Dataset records
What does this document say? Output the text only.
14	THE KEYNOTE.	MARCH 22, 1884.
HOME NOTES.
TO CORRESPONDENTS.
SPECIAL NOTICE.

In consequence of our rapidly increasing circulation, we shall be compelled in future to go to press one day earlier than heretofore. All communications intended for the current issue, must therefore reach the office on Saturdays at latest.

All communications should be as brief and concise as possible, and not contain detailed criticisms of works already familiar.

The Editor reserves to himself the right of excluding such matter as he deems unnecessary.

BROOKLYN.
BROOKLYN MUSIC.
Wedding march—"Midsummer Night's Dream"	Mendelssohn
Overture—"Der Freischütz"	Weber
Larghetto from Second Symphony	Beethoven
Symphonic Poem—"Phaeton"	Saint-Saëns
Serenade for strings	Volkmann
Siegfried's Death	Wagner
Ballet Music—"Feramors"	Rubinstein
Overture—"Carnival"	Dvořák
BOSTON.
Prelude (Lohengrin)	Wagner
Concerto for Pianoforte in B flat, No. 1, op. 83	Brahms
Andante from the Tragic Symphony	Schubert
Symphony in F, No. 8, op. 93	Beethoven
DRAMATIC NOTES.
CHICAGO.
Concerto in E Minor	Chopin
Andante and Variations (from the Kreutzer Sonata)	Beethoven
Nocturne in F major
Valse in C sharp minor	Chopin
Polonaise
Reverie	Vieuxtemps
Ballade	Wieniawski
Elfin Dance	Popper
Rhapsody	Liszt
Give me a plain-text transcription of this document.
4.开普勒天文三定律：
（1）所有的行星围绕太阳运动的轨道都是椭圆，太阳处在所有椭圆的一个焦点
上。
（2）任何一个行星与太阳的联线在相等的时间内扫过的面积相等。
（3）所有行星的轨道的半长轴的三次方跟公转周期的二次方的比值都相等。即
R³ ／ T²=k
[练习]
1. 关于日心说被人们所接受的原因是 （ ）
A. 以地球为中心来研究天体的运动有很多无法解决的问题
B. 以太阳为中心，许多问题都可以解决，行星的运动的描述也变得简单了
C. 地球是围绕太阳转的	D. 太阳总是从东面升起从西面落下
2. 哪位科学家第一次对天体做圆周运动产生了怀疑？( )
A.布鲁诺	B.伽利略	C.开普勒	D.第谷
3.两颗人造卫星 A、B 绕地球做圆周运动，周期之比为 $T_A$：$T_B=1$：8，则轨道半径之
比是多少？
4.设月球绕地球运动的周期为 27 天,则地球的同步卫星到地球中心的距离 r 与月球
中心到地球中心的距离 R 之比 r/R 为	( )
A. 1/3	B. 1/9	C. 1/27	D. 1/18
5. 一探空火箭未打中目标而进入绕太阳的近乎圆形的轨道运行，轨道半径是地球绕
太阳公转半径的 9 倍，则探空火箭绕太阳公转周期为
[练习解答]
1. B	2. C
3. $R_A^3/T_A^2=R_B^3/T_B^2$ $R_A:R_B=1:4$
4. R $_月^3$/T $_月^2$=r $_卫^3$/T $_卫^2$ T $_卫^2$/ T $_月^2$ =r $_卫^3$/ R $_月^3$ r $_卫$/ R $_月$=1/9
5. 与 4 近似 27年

WHAT YOU HAVE TO DO – Examine the records and pull out every line where the string "text" occurs.

REPLY –
What does this document say? Output the text only.
Give me a plain-text transcription of this document.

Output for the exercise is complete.